■ **What to work on**:
Write out the records word for word, with no pictures.

■ **Entries supplied**:
- - - -

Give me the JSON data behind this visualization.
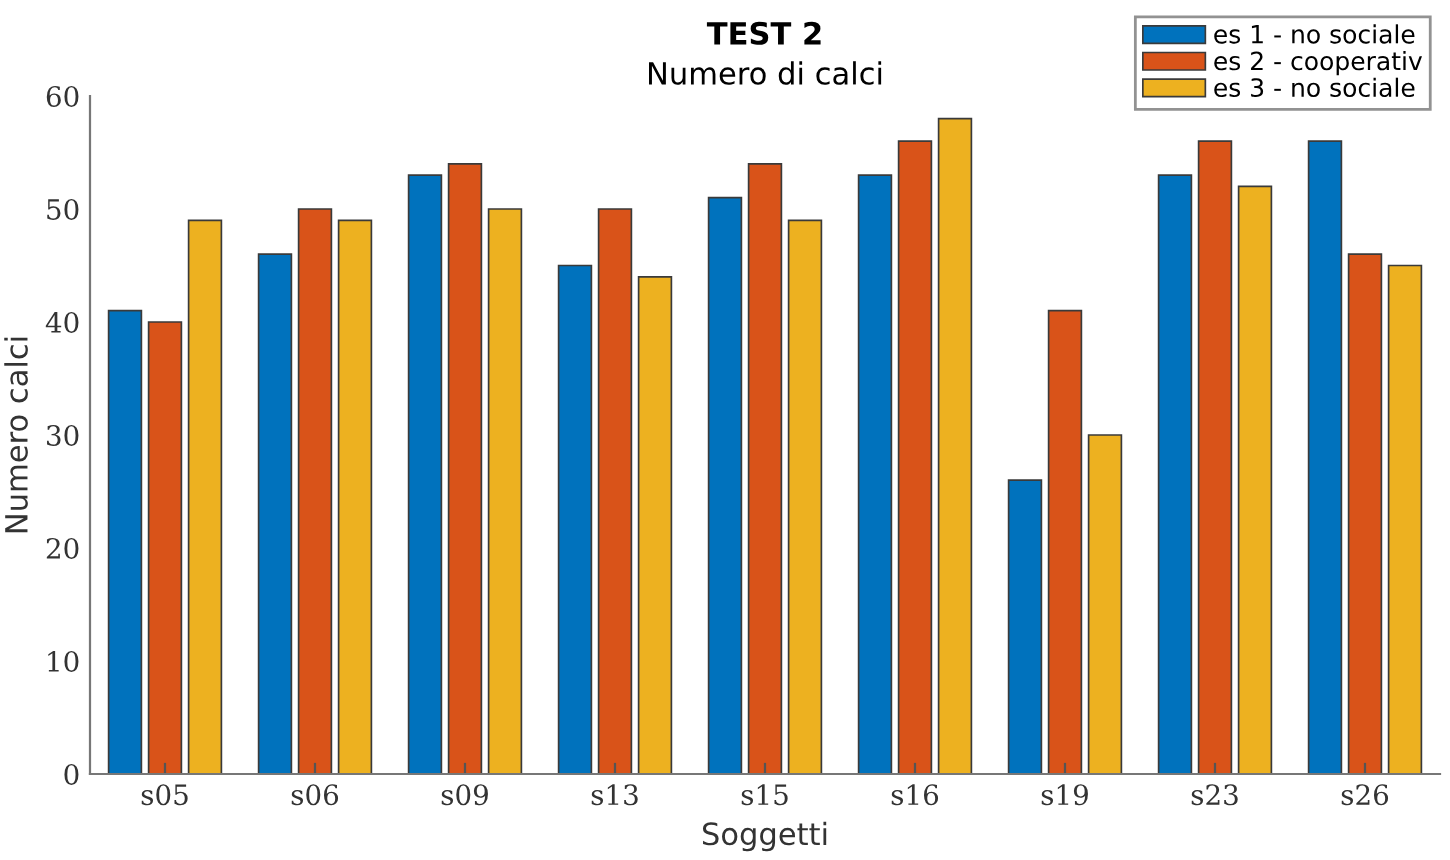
{
  "chart_data": {
    "type": "bar",
    "title": "TEST 2",
    "subtitle": "Numero di calci",
    "xlabel": "Soggetti",
    "ylabel": "Numero calci",
    "categories": [
      "s05",
      "s06",
      "s09",
      "s13",
      "s15",
      "s16",
      "s19",
      "s23",
      "s26"
    ],
    "series": [
      {
        "name": "es 1 - no sociale",
        "color": "#0072bd",
        "values": [
          41,
          46,
          53,
          45,
          51,
          53,
          26,
          53,
          56
        ]
      },
      {
        "name": "es 2 - cooperativ",
        "color": "#d95319",
        "values": [
          40,
          50,
          54,
          50,
          54,
          56,
          41,
          56,
          46
        ]
      },
      {
        "name": "es 3 - no sociale",
        "color": "#edb120",
        "values": [
          49,
          49,
          50,
          44,
          49,
          58,
          30,
          52,
          45
        ]
      }
    ],
    "ylim": [
      0,
      60
    ],
    "yticks": [
      0,
      10,
      20,
      30,
      40,
      50,
      60
    ],
    "grid": false,
    "legend": "top right"
  }
}
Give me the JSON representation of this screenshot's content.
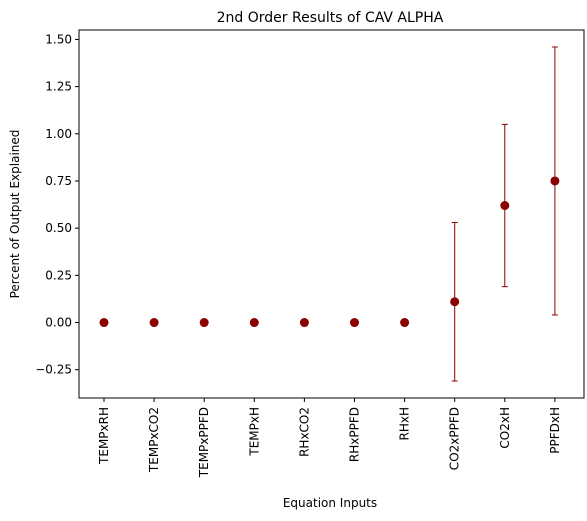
{
  "chart_data": {
    "type": "scatter",
    "title": "2nd Order Results of CAV ALPHA",
    "xlabel": "Equation Inputs",
    "ylabel": "Percent of Output Explained",
    "categories": [
      "TEMPxRH",
      "TEMPxCO2",
      "TEMPxPPFD",
      "TEMPxH",
      "RHxCO2",
      "RHxPPFD",
      "RHxH",
      "CO2xPPFD",
      "CO2xH",
      "PPFDxH"
    ],
    "series": [
      {
        "values": [
          0.0,
          0.0,
          0.0,
          0.0,
          0.0,
          0.0,
          0.0,
          0.11,
          0.62,
          0.75
        ],
        "err_low": [
          0.0,
          0.0,
          0.0,
          0.0,
          0.0,
          0.0,
          0.0,
          -0.31,
          0.19,
          0.04
        ],
        "err_high": [
          0.0,
          0.0,
          0.0,
          0.0,
          0.0,
          0.0,
          0.0,
          0.53,
          1.05,
          1.46
        ],
        "color": "#8b0000"
      }
    ],
    "ylim": [
      -0.4,
      1.55
    ],
    "yticks": [
      -0.25,
      0.0,
      0.25,
      0.5,
      0.75,
      1.0,
      1.25,
      1.5
    ],
    "ytick_labels": [
      "−0.25",
      "0.00",
      "0.25",
      "0.50",
      "0.75",
      "1.00",
      "1.25",
      "1.50"
    ],
    "grid": false,
    "legend": false
  }
}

- - - -

■ **Exercise response**:
Give me the JSON data behind this visualization.
{
  "chart_data": {
    "type": "bar",
    "title": "TEST 2",
    "subtitle": "Numero di calci",
    "xlabel": "Soggetti",
    "ylabel": "Numero calci",
    "categories": [
      "s05",
      "s06",
      "s09",
      "s13",
      "s15",
      "s16",
      "s19",
      "s23",
      "s26"
    ],
    "series": [
      {
        "name": "es 1 - no sociale",
        "color": "#0072bd",
        "values": [
          41,
          46,
          53,
          45,
          51,
          53,
          26,
          53,
          56
        ]
      },
      {
        "name": "es 2 - cooperativ",
        "color": "#d95319",
        "values": [
          40,
          50,
          54,
          50,
          54,
          56,
          41,
          56,
          46
        ]
      },
      {
        "name": "es 3 - no sociale",
        "color": "#edb120",
        "values": [
          49,
          49,
          50,
          44,
          49,
          58,
          30,
          52,
          45
        ]
      }
    ],
    "ylim": [
      0,
      60
    ],
    "yticks": [
      0,
      10,
      20,
      30,
      40,
      50,
      60
    ],
    "grid": false,
    "legend": "top right"
  }
}
Give me the JSON representation of this screenshot's content.
{
  "chart_data": {
    "type": "scatter",
    "title": "2nd Order Results of CAV ALPHA",
    "xlabel": "Equation Inputs",
    "ylabel": "Percent of Output Explained",
    "categories": [
      "TEMPxRH",
      "TEMPxCO2",
      "TEMPxPPFD",
      "TEMPxH",
      "RHxCO2",
      "RHxPPFD",
      "RHxH",
      "CO2xPPFD",
      "CO2xH",
      "PPFDxH"
    ],
    "series": [
      {
        "values": [
          0.0,
          0.0,
          0.0,
          0.0,
          0.0,
          0.0,
          0.0,
          0.11,
          0.62,
          0.75
        ],
        "err_low": [
          0.0,
          0.0,
          0.0,
          0.0,
          0.0,
          0.0,
          0.0,
          -0.31,
          0.19,
          0.04
        ],
        "err_high": [
          0.0,
          0.0,
          0.0,
          0.0,
          0.0,
          0.0,
          0.0,
          0.53,
          1.05,
          1.46
        ],
        "color": "#8b0000"
      }
    ],
    "ylim": [
      -0.4,
      1.55
    ],
    "yticks": [
      -0.25,
      0.0,
      0.25,
      0.5,
      0.75,
      1.0,
      1.25,
      1.5
    ],
    "ytick_labels": [
      "−0.25",
      "0.00",
      "0.25",
      "0.50",
      "0.75",
      "1.00",
      "1.25",
      "1.50"
    ],
    "grid": false,
    "legend": false
  }
}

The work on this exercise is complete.